- **Data provided**:
__________
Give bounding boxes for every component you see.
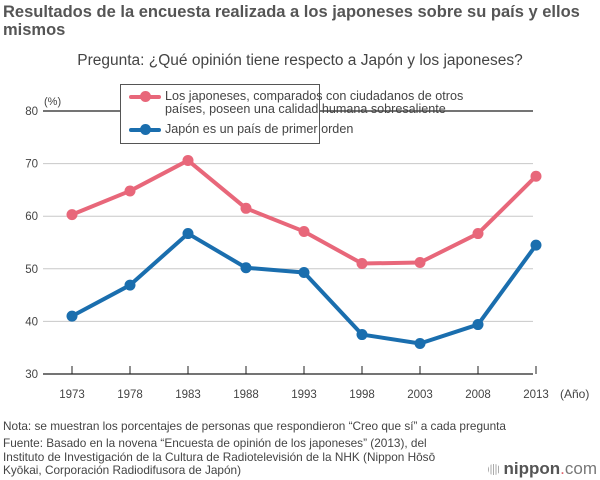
- x-tick-label: 1993: [291, 389, 317, 401]
- data-point: [530, 170, 542, 182]
- source-text: Fuente: Basado en la novena “Encuesta de…: [3, 436, 443, 478]
- x-tick-label: 1973: [59, 389, 85, 401]
- x-tick-label: 1983: [175, 389, 201, 401]
- legend: Los japoneses, comparados con ciudadanos…: [120, 84, 463, 144]
- legend-label: Japón es un país de primer orden: [165, 122, 354, 136]
- y-tick-label: 60: [25, 211, 38, 223]
- y-tick-label: 70: [25, 159, 38, 171]
- source-line: Kyōkai, Corporación Radiodifusora de Jap…: [3, 463, 242, 477]
- x-axis-unit-label: (Año): [560, 387, 589, 401]
- x-axis: 1973 1978 1983 1988 1993 1998 2003 2008 2013: [43, 366, 549, 401]
- series-line: [70, 231, 538, 346]
- nippon-logo: nippon.com: [488, 459, 597, 479]
- data-point: [182, 228, 194, 240]
- legend-label-line1: Los japoneses, comparados con ciudadanos…: [165, 89, 464, 103]
- data-point: [124, 279, 136, 291]
- x-tick-label: 1998: [349, 389, 375, 401]
- legend-swatch-pink: [129, 90, 161, 102]
- data-point: [530, 239, 542, 251]
- series-primer-orden: [66, 228, 542, 349]
- data-point: [356, 329, 368, 341]
- x-tick-label: 2013: [523, 389, 549, 401]
- chart-title: Resultados de la encuesta realizada a lo…: [3, 3, 580, 39]
- chart-question: Pregunta: ¿Qué opinión tiene respecto a …: [77, 52, 523, 69]
- source-line: Instituto de Investigación de la Cultura…: [3, 449, 436, 464]
- y-tick-label: 30: [25, 369, 38, 381]
- x-tick-label: 2003: [407, 389, 433, 401]
- logo-mark-icon: [488, 464, 501, 475]
- data-point: [298, 225, 310, 237]
- data-point: [356, 258, 368, 270]
- x-tick-label: 1978: [117, 389, 143, 401]
- data-point: [182, 154, 194, 166]
- data-point: [298, 266, 310, 278]
- y-axis-unit-label: (%): [44, 96, 61, 108]
- x-tick-label: 2008: [465, 389, 491, 401]
- legend-item-primer-orden: Japón es un país de primer orden: [121, 123, 353, 136]
- data-point: [472, 228, 484, 240]
- source-line: Fuente: Basado en la novena “Encuesta de…: [3, 436, 427, 450]
- data-point: [414, 256, 426, 268]
- data-point: [124, 185, 136, 197]
- x-tick-label: 1988: [233, 389, 259, 401]
- data-point: [66, 310, 78, 322]
- series-calidad-humana: [66, 154, 542, 270]
- legend-label-line2: países, poseen una calidad humana sobres…: [165, 102, 446, 116]
- data-point: [240, 262, 252, 274]
- series-group: [66, 154, 542, 349]
- y-tick-label: 40: [25, 316, 38, 328]
- y-tick-label: 50: [25, 264, 38, 276]
- footnote: Nota: se muestran los porcentajes de per…: [3, 419, 506, 433]
- line-chart: 30 40 50 60 70 80 1973 1978 1983 1988 1993 1998 200…: [25, 96, 589, 401]
- data-point: [66, 209, 78, 221]
- y-tick-label: 80: [25, 106, 38, 118]
- data-point: [472, 319, 484, 331]
- y-axis-ticks: 30 40 50 60 70 80: [25, 106, 38, 381]
- legend-swatch-blue: [129, 123, 161, 135]
- data-point: [240, 202, 252, 214]
- series-line: [70, 158, 538, 266]
- data-point: [414, 337, 426, 349]
- legend-item-humana: Los japoneses, comparados con ciudadanos…: [121, 90, 463, 116]
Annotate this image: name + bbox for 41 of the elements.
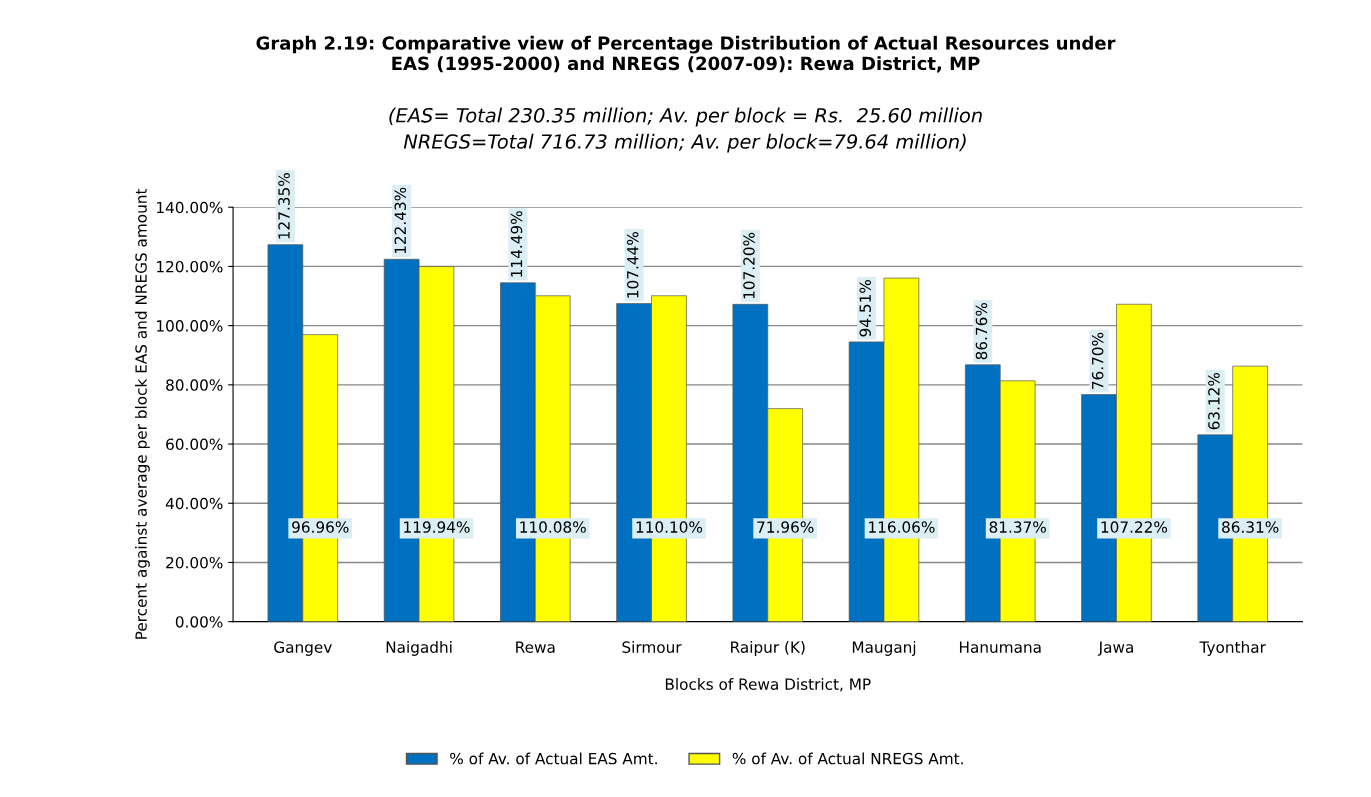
__________
- **Your goal**:
Rewrite the entries from the line with "- x-tick-label: 1993: [291, 389, 317, 401]" to the line with "- series-line: [70, 231, 538, 346]", replacing "x-tick-label" with "x-axis-tick" and keeping everything else the same.

- **Response to this exercise**:
- x-axis-tick: 1993: [291, 389, 317, 401]
- data-point: [530, 170, 542, 182]
- source-text: Fuente: Basado en la novena “Encuesta de…: [3, 436, 443, 478]
- x-axis-tick: 1973: [59, 389, 85, 401]
- x-axis-tick: 1983: [175, 389, 201, 401]
- legend: Los japoneses, comparados con ciudadanos…: [120, 84, 463, 144]
- legend-label: Japón es un país de primer orden: [165, 122, 354, 136]
- y-tick-label: 60: [25, 211, 38, 223]
- y-tick-label: 70: [25, 159, 38, 171]
- source-line: Kyōkai, Corporación Radiodifusora de Jap…: [3, 463, 242, 477]
- x-axis-unit-label: (Año): [560, 387, 589, 401]
- x-axis: 1973 1978 1983 1988 1993 1998 2003 2008 2013: [43, 366, 549, 401]
- series-line: [70, 231, 538, 346]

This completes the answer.